[Raw records start]

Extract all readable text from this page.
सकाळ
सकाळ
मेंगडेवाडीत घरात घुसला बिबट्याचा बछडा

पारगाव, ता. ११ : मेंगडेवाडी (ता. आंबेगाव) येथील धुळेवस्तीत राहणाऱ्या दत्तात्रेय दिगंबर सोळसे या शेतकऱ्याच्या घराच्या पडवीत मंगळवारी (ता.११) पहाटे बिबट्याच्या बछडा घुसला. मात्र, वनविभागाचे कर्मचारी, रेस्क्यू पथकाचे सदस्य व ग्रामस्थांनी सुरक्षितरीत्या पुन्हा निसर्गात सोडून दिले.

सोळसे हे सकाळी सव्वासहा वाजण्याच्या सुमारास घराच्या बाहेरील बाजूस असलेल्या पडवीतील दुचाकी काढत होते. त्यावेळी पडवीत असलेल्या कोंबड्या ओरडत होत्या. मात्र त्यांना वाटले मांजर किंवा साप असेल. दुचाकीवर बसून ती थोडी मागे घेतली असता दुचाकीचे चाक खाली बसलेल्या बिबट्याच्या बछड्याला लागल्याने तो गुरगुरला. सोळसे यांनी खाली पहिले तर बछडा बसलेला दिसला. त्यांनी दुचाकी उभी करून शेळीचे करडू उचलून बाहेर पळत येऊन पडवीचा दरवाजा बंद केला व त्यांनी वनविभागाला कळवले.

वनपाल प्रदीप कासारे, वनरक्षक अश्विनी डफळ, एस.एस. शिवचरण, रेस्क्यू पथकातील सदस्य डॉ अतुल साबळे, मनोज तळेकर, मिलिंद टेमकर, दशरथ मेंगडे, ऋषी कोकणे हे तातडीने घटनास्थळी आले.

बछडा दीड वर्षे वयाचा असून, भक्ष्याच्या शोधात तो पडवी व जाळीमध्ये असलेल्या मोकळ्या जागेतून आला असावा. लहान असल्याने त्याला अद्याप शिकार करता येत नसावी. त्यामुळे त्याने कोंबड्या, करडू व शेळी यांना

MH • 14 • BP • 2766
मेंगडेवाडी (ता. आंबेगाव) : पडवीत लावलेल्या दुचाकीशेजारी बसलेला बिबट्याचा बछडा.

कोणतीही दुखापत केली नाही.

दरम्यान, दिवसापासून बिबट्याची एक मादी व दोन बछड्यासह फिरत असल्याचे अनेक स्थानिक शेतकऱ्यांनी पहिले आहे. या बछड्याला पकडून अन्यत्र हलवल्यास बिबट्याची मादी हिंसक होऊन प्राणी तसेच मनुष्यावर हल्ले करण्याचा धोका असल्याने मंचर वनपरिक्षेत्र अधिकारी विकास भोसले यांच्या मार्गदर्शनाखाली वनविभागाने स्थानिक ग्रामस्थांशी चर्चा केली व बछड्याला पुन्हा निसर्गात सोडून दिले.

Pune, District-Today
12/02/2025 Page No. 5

[Raw records end]

Please return the data above exactly as given.

Extract all readable text from this page.
सकाळ
सकाळ
मेंगडेवाडीत घरात घुसला बिबट्याचा बछडा

पारगाव, ता. ११ : मेंगडेवाडी (ता. आंबेगाव) येथील धुळेवस्तीत राहणाऱ्या दत्तात्रेय दिगंबर सोळसे या शेतकऱ्याच्या घराच्या पडवीत मंगळवारी (ता.११) पहाटे बिबट्याच्या बछडा घुसला. मात्र, वनविभागाचे कर्मचारी, रेस्क्यू पथकाचे सदस्य व ग्रामस्थांनी सुरक्षितरीत्या पुन्हा निसर्गात सोडून दिले.

सोळसे हे सकाळी सव्वासहा वाजण्याच्या सुमारास घराच्या बाहेरील बाजूस असलेल्या पडवीतील दुचाकी काढत होते. त्यावेळी पडवीत असलेल्या कोंबड्या ओरडत होत्या. मात्र त्यांना वाटले मांजर किंवा साप असेल. दुचाकीवर बसून ती थोडी मागे घेतली असता दुचाकीचे चाक खाली बसलेल्या बिबट्याच्या बछड्याला लागल्याने तो गुरगुरला. सोळसे यांनी खाली पहिले तर बछडा बसलेला दिसला. त्यांनी दुचाकी उभी करून शेळीचे करडू उचलून बाहेर पळत येऊन पडवीचा दरवाजा बंद केला व त्यांनी वनविभागाला कळवले.

वनपाल प्रदीप कासारे, वनरक्षक अश्विनी डफळ, एस.एस. शिवचरण, रेस्क्यू पथकातील सदस्य डॉ अतुल साबळे, मनोज तळेकर, मिलिंद टेमकर, दशरथ मेंगडे, ऋषी कोकणे हे तातडीने घटनास्थळी आले.

बछडा दीड वर्षे वयाचा असून, भक्ष्याच्या शोधात तो पडवी व जाळीमध्ये असलेल्या मोकळ्या जागेतून आला असावा. लहान असल्याने त्याला अद्याप शिकार करता येत नसावी. त्यामुळे त्याने कोंबड्या, करडू व शेळी यांना

MH • 14 • BP • 2766
मेंगडेवाडी (ता. आंबेगाव) : पडवीत लावलेल्या दुचाकीशेजारी बसलेला बिबट्याचा बछडा.

कोणतीही दुखापत केली नाही.

दरम्यान, दिवसापासून बिबट्याची एक मादी व दोन बछड्यासह फिरत असल्याचे अनेक स्थानिक शेतकऱ्यांनी पहिले आहे. या बछड्याला पकडून अन्यत्र हलवल्यास बिबट्याची मादी हिंसक होऊन प्राणी तसेच मनुष्यावर हल्ले करण्याचा धोका असल्याने मंचर वनपरिक्षेत्र अधिकारी विकास भोसले यांच्या मार्गदर्शनाखाली वनविभागाने स्थानिक ग्रामस्थांशी चर्चा केली व बछड्याला पुन्हा निसर्गात सोडून दिले.

Pune, District-Today
12/02/2025 Page No. 5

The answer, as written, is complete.